◆ WHAT YOU WILL DO ◆
Output the lines that follow exactly as they are.
>> Begin
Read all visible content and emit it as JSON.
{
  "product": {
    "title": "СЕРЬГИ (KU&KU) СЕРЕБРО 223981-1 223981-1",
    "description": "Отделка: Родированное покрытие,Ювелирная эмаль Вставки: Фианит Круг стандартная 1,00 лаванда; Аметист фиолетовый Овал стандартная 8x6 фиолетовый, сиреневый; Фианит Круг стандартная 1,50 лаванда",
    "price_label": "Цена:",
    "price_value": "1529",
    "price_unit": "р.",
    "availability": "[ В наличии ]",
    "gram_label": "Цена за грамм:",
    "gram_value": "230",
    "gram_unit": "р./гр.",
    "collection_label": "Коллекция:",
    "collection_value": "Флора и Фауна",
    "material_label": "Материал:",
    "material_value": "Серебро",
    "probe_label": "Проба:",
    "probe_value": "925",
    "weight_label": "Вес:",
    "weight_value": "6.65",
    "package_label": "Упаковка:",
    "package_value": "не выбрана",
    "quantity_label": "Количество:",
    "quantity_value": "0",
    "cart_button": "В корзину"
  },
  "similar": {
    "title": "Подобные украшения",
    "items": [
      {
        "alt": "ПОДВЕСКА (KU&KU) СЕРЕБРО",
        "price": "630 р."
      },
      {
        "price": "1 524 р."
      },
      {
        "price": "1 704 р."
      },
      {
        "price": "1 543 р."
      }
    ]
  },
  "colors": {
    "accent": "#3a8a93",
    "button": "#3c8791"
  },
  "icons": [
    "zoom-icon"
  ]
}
>> End
◆ THE RESULT ◆
Read all visible content and emit it as JSON.
{
  "product": {
    "title": "СЕРЬГИ (KU&KU) СЕРЕБРО 223981-1 223981-1",
    "description": "Отделка: Родированное покрытие,Ювелирная эмаль Вставки: Фианит Круг стандартная 1,00 лаванда; Аметист фиолетовый Овал стандартная 8x6 фиолетовый, сиреневый; Фианит Круг стандартная 1,50 лаванда",
    "price_label": "Цена:",
    "price_value": "1529",
    "price_unit": "р.",
    "availability": "[ В наличии ]",
    "gram_label": "Цена за грамм:",
    "gram_value": "230",
    "gram_unit": "р./гр.",
    "collection_label": "Коллекция:",
    "collection_value": "Флора и Фауна",
    "material_label": "Материал:",
    "material_value": "Серебро",
    "probe_label": "Проба:",
    "probe_value": "925",
    "weight_label": "Вес:",
    "weight_value": "6.65",
    "package_label": "Упаковка:",
    "package_value": "не выбрана",
    "quantity_label": "Количество:",
    "quantity_value": "0",
    "cart_button": "В корзину"
  },
  "similar": {
    "title": "Подобные украшения",
    "items": [
      {
        "alt": "ПОДВЕСКА (KU&KU) СЕРЕБРО",
        "price": "630 р."
      },
      {
        "price": "1 524 р."
      },
      {
        "price": "1 704 р."
      },
      {
        "price": "1 543 р."
      }
    ]
  },
  "colors": {
    "accent": "#3a8a93",
    "button": "#3c8791"
  },
  "icons": [
    "zoom-icon"
  ]
}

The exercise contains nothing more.